* **WHAT THE EXERCISE ASKS**
Every entry below must appear again, exactly as written.

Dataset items
***

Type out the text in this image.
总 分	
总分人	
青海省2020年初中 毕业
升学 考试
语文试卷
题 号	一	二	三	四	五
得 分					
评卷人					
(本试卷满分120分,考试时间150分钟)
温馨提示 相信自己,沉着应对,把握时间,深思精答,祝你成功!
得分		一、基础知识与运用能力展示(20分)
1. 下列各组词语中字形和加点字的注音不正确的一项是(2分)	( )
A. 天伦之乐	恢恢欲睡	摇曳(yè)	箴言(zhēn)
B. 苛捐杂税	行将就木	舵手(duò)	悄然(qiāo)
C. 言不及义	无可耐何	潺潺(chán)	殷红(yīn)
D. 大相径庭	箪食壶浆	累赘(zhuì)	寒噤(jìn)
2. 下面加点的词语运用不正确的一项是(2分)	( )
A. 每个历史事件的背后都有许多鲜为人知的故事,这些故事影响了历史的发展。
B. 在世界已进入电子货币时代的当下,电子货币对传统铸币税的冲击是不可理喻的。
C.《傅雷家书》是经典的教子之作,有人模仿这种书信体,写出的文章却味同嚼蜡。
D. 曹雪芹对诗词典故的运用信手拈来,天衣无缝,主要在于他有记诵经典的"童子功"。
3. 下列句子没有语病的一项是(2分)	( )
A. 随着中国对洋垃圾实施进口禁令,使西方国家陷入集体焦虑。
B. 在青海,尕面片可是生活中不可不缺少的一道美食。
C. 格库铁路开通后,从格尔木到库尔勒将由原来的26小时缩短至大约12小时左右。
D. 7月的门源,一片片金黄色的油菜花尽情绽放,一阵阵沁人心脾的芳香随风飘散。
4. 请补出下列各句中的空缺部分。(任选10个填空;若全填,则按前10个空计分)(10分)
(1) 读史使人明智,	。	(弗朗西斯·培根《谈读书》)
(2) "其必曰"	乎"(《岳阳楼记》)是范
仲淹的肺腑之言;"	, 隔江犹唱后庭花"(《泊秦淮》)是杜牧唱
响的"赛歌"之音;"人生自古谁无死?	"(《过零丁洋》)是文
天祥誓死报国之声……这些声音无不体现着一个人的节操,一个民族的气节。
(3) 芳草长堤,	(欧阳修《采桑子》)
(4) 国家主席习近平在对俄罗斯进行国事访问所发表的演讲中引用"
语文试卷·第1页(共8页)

***

* **COMPLETE RESPONSE**
Type out the text in this image.
总 分	
总分人	
青海省2020年初中 毕业
升学 考试
语文试卷
题 号	一	二	三	四	五
得 分					
评卷人					
(本试卷满分120分,考试时间150分钟)
温馨提示 相信自己,沉着应对,把握时间,深思精答,祝你成功!
得分		一、基础知识与运用能力展示(20分)
1. 下列各组词语中字形和加点字的注音不正确的一项是(2分)	( )
A. 天伦之乐	恢恢欲睡	摇曳(yè)	箴言(zhēn)
B. 苛捐杂税	行将就木	舵手(duò)	悄然(qiāo)
C. 言不及义	无可耐何	潺潺(chán)	殷红(yīn)
D. 大相径庭	箪食壶浆	累赘(zhuì)	寒噤(jìn)
2. 下面加点的词语运用不正确的一项是(2分)	( )
A. 每个历史事件的背后都有许多鲜为人知的故事,这些故事影响了历史的发展。
B. 在世界已进入电子货币时代的当下,电子货币对传统铸币税的冲击是不可理喻的。
C.《傅雷家书》是经典的教子之作,有人模仿这种书信体,写出的文章却味同嚼蜡。
D. 曹雪芹对诗词典故的运用信手拈来,天衣无缝,主要在于他有记诵经典的"童子功"。
3. 下列句子没有语病的一项是(2分)	( )
A. 随着中国对洋垃圾实施进口禁令,使西方国家陷入集体焦虑。
B. 在青海,尕面片可是生活中不可不缺少的一道美食。
C. 格库铁路开通后,从格尔木到库尔勒将由原来的26小时缩短至大约12小时左右。
D. 7月的门源,一片片金黄色的油菜花尽情绽放,一阵阵沁人心脾的芳香随风飘散。
4. 请补出下列各句中的空缺部分。(任选10个填空;若全填,则按前10个空计分)(10分)
(1) 读史使人明智,	。	(弗朗西斯·培根《谈读书》)
(2) "其必曰"	乎"(《岳阳楼记》)是范
仲淹的肺腑之言;"	, 隔江犹唱后庭花"(《泊秦淮》)是杜牧唱
响的"赛歌"之音;"人生自古谁无死?	"(《过零丁洋》)是文
天祥誓死报国之声……这些声音无不体现着一个人的节操,一个民族的气节。
(3) 芳草长堤,	(欧阳修《采桑子》)
(4) 国家主席习近平在对俄罗斯进行国事访问所发表的演讲中引用"
语文试卷·第1页(共8页)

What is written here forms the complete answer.